EXERCISE INPUT:
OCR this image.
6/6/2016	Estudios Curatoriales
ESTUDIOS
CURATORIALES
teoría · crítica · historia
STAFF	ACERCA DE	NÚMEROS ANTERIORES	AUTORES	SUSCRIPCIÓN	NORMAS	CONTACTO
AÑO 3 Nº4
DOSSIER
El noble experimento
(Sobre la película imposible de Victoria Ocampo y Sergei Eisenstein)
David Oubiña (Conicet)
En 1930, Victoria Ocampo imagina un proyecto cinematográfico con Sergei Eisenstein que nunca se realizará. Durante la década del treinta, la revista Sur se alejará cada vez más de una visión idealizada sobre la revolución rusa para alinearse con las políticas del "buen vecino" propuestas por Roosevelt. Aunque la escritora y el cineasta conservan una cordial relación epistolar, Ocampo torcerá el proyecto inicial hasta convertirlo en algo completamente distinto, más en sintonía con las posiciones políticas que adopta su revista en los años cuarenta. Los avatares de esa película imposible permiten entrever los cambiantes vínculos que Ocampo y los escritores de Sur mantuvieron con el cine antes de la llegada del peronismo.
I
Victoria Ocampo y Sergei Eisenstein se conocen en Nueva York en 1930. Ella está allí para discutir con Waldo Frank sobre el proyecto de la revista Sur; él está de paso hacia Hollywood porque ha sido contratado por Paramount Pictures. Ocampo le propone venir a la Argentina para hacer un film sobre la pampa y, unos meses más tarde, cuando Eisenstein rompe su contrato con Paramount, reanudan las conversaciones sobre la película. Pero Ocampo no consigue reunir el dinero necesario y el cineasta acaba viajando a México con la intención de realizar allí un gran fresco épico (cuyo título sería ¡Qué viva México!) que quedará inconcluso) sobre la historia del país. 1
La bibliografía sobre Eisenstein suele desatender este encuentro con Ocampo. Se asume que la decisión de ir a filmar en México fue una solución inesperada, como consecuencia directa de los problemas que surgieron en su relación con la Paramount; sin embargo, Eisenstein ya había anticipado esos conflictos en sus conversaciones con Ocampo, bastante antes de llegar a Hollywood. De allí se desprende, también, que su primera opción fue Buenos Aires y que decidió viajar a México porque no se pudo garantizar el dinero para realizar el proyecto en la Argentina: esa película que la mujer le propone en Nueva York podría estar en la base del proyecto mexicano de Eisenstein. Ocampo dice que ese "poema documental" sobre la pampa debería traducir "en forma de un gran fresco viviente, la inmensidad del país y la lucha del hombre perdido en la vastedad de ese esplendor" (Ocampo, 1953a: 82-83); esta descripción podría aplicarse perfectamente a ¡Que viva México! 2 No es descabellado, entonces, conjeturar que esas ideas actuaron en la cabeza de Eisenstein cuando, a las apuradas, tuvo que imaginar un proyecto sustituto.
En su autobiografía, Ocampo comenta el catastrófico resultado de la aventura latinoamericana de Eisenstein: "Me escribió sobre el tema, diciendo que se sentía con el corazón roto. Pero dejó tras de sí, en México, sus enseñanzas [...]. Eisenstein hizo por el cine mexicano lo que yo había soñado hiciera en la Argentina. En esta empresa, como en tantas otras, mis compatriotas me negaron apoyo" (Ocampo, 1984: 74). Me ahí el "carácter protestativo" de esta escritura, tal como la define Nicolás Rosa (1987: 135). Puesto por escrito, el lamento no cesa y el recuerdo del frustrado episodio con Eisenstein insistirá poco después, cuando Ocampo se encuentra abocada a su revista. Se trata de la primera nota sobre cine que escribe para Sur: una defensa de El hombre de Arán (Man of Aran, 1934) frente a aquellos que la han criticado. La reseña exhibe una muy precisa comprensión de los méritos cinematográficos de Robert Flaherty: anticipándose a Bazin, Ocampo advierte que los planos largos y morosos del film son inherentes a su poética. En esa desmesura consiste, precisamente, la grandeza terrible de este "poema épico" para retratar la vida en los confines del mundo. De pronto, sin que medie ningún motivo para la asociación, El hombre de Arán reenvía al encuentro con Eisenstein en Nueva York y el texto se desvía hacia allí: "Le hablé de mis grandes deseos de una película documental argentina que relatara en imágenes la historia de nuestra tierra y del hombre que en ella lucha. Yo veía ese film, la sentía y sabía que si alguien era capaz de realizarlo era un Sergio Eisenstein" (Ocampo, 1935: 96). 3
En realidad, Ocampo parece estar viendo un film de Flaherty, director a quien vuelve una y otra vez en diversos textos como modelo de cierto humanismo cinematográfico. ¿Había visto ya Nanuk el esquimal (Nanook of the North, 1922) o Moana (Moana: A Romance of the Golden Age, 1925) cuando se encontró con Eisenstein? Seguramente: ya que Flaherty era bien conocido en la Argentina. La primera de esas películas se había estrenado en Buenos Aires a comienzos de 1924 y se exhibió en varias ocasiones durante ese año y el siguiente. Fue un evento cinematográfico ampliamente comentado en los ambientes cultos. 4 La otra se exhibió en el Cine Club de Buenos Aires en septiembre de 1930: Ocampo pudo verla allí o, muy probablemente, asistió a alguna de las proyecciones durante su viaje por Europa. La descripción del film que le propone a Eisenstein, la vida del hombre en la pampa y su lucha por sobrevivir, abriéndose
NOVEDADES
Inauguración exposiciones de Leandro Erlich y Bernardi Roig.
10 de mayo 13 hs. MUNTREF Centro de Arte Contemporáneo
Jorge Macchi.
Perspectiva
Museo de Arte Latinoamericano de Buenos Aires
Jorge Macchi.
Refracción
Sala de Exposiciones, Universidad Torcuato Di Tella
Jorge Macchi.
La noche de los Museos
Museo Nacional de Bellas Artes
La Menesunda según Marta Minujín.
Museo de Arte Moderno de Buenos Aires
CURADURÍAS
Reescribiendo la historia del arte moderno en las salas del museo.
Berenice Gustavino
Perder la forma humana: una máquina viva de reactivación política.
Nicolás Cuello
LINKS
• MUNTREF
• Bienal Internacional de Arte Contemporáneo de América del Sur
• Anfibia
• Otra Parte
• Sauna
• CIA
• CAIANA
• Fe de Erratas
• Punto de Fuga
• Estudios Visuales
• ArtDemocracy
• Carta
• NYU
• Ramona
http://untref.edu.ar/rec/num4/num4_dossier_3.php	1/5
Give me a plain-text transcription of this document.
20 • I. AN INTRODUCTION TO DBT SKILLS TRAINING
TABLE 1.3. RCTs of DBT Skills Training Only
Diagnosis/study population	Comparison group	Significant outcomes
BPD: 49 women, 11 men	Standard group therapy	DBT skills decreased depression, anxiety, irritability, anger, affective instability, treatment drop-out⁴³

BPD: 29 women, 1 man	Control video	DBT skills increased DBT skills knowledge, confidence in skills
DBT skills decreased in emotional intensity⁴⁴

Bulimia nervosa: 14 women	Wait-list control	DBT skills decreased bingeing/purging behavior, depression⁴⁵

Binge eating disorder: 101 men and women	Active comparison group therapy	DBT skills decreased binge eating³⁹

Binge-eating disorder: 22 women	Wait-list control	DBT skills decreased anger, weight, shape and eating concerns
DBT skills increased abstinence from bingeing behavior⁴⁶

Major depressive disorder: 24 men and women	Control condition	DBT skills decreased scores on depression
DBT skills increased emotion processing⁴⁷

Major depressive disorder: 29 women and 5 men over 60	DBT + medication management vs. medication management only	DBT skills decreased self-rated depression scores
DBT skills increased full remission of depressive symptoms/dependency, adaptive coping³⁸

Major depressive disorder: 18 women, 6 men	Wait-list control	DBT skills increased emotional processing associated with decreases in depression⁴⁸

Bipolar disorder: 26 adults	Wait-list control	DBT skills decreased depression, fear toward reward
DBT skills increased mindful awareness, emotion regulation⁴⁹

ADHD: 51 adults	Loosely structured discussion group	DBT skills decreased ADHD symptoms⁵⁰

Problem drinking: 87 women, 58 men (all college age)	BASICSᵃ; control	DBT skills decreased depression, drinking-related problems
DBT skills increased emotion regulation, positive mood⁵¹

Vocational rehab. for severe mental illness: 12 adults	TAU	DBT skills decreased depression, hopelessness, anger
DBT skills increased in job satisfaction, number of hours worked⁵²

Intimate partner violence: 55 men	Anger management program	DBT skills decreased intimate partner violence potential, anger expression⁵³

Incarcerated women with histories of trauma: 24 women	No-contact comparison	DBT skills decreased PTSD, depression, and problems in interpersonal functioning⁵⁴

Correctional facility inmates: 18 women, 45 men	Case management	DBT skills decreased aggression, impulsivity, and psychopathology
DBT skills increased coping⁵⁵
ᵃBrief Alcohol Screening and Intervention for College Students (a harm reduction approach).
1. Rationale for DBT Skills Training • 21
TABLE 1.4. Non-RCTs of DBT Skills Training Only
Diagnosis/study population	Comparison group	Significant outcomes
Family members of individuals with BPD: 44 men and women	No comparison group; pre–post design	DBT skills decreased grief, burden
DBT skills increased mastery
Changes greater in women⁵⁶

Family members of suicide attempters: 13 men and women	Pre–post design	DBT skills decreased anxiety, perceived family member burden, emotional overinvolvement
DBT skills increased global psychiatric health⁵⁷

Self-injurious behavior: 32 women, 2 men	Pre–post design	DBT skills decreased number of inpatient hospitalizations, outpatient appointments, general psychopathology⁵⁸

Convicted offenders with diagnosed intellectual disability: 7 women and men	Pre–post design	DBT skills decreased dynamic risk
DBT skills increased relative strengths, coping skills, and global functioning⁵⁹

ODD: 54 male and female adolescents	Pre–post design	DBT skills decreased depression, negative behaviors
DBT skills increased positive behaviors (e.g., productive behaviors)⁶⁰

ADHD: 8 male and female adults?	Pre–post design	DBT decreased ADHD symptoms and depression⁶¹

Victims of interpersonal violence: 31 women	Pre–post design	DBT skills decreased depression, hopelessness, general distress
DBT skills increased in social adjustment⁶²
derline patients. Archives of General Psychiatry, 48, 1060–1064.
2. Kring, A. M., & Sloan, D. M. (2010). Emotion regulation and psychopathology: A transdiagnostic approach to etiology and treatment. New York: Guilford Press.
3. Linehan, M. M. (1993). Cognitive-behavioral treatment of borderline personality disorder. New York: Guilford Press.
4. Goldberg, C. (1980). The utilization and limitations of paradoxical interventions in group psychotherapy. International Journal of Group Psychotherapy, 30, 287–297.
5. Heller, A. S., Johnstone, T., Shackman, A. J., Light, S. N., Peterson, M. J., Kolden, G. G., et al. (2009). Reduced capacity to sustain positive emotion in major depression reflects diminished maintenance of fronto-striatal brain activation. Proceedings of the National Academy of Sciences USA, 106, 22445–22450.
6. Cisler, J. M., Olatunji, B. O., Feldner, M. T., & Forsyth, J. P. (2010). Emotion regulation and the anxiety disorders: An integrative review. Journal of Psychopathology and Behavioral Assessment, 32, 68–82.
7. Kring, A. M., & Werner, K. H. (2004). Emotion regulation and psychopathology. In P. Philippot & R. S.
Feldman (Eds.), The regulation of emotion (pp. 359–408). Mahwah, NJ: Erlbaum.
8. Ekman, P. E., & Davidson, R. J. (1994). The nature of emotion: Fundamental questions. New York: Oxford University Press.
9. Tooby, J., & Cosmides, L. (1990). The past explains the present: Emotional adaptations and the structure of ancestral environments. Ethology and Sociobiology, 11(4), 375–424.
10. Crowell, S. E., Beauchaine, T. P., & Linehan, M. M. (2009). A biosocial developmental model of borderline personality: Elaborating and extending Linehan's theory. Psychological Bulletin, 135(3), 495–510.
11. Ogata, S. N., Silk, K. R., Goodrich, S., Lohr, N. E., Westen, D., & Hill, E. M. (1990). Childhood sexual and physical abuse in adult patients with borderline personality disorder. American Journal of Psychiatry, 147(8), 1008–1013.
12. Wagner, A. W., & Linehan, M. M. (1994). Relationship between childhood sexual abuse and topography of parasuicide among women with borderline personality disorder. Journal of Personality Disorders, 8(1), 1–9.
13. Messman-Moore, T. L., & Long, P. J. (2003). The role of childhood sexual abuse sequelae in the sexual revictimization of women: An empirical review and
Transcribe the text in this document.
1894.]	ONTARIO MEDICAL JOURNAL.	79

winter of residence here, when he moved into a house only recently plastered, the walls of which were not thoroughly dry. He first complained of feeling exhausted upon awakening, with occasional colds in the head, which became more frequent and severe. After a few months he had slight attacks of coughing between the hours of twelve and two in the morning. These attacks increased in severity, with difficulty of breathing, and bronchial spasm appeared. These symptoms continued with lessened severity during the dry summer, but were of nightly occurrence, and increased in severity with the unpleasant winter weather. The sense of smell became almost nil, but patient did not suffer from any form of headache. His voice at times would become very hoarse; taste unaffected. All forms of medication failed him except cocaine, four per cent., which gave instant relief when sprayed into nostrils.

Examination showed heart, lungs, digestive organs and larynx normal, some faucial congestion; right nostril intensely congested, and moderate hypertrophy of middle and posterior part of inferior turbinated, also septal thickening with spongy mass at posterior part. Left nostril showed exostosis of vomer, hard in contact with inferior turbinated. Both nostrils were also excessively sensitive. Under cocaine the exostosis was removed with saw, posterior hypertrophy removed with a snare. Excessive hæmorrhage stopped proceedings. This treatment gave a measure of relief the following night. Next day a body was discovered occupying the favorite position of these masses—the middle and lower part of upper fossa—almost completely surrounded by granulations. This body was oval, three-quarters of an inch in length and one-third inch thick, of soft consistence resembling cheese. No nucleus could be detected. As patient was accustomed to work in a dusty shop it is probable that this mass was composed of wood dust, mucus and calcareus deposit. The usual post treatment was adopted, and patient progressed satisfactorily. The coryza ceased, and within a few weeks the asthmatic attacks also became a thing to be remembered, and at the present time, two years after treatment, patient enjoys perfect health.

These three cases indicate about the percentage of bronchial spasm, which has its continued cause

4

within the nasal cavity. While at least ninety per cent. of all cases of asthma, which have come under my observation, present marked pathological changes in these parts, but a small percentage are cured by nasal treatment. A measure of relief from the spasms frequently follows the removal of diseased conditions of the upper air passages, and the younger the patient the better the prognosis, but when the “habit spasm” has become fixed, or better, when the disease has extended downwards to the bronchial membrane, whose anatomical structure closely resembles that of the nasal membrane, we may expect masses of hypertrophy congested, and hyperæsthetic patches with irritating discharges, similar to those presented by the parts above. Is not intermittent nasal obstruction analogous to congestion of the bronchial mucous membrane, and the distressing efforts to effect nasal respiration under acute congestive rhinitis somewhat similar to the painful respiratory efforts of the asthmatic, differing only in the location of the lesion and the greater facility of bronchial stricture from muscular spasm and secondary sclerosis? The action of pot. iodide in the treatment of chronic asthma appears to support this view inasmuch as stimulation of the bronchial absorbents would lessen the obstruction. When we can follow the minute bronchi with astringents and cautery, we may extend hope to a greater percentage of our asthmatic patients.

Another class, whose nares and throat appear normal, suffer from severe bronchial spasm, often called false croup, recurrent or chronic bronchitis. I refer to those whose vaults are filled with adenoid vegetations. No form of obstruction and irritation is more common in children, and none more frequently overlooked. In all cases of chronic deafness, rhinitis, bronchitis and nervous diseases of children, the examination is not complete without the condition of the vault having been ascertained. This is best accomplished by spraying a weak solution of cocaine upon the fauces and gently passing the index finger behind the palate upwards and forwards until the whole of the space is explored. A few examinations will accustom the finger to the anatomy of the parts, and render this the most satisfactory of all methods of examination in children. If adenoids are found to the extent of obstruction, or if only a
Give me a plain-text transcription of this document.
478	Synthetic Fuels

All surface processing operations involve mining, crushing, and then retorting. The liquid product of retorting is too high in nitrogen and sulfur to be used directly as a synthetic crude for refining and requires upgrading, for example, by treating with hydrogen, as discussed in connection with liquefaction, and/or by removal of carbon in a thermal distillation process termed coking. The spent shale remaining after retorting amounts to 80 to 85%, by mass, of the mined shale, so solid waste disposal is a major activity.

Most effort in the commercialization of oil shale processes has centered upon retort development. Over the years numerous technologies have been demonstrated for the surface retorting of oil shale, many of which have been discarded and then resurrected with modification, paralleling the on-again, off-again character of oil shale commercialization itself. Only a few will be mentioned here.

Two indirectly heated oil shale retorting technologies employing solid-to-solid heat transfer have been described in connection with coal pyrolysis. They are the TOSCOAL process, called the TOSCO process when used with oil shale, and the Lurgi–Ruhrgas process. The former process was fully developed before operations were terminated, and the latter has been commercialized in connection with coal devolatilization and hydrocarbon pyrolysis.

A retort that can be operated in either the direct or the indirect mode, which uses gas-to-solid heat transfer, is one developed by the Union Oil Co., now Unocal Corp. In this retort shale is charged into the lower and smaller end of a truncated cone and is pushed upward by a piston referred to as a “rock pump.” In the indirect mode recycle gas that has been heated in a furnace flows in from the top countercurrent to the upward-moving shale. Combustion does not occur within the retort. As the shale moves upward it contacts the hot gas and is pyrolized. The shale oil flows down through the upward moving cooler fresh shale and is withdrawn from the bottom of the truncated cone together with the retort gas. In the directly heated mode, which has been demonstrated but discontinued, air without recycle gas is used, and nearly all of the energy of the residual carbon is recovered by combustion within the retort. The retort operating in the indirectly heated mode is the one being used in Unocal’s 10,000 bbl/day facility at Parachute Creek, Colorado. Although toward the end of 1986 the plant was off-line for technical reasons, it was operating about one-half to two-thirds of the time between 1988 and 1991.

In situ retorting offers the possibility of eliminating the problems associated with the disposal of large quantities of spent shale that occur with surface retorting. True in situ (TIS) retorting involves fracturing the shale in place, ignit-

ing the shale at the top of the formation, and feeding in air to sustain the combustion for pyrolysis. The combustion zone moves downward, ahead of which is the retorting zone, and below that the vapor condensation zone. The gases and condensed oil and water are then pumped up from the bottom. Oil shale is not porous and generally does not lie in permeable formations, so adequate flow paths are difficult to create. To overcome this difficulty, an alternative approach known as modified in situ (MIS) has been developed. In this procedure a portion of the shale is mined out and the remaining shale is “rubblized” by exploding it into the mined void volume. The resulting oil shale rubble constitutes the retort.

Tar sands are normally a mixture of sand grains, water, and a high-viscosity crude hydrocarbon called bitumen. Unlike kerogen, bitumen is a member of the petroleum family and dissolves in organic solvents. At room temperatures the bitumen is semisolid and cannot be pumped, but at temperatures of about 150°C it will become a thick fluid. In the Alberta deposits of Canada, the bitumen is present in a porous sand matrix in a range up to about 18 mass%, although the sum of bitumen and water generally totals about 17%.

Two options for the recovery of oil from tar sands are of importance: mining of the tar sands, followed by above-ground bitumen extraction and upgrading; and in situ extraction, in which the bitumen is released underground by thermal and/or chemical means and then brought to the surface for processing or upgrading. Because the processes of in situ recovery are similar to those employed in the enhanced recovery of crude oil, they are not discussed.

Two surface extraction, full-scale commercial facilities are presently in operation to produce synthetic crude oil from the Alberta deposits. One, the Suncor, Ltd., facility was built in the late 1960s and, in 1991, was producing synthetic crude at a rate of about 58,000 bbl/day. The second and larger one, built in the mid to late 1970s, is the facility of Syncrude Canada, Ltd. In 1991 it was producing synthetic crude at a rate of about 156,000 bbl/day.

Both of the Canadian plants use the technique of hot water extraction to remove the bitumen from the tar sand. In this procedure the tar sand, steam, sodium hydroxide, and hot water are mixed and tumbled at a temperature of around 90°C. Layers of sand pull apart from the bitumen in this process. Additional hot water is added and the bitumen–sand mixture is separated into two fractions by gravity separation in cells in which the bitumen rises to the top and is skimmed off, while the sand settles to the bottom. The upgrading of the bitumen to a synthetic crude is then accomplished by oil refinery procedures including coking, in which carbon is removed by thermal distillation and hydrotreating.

EXERCISE AIM: Go over the data and return every line that includes the word "violence".

RESPONSE AREA:
Intimate partner violence: 55 men	Anger management program	DBT skills decreased intimate partner violence potential, anger expression⁵³
Victims of interpersonal violence: 31 women	Pre–post design	DBT skills decreased depression, hopelessness, general distress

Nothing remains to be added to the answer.